## Work to complete
Write each line out again exactly as written.

## Data for the task
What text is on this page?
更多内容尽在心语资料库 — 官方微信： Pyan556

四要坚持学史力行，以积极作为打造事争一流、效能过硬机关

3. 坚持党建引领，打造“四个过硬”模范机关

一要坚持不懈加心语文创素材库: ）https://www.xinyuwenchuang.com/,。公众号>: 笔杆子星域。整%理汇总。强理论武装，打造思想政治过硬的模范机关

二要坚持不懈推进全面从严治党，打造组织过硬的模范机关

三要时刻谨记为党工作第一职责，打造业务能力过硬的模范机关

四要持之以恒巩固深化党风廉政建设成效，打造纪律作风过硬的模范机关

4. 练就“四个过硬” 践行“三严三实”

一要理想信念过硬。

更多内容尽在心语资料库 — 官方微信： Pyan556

## Solved problem
What text is on this page?
更多内容尽在心语资料库 — 官方微信： Pyan556

四要坚持学史力行，以积极作为打造事争一流、效能过硬机关

3. 坚持党建引领，打造“四个过硬”模范机关

一要坚持不懈加心语文创素材库: ）https://www.xinyuwenchuang.com/,。公众号>: 笔杆子星域。整%理汇总。强理论武装，打造思想政治过硬的模范机关

二要坚持不懈推进全面从严治党，打造组织过硬的模范机关

三要时刻谨记为党工作第一职责，打造业务能力过硬的模范机关

四要持之以恒巩固深化党风廉政建设成效，打造纪律作风过硬的模范机关

4. 练就“四个过硬” 践行“三严三实”

一要理想信念过硬。

更多内容尽在心语资料库 — 官方微信： Pyan556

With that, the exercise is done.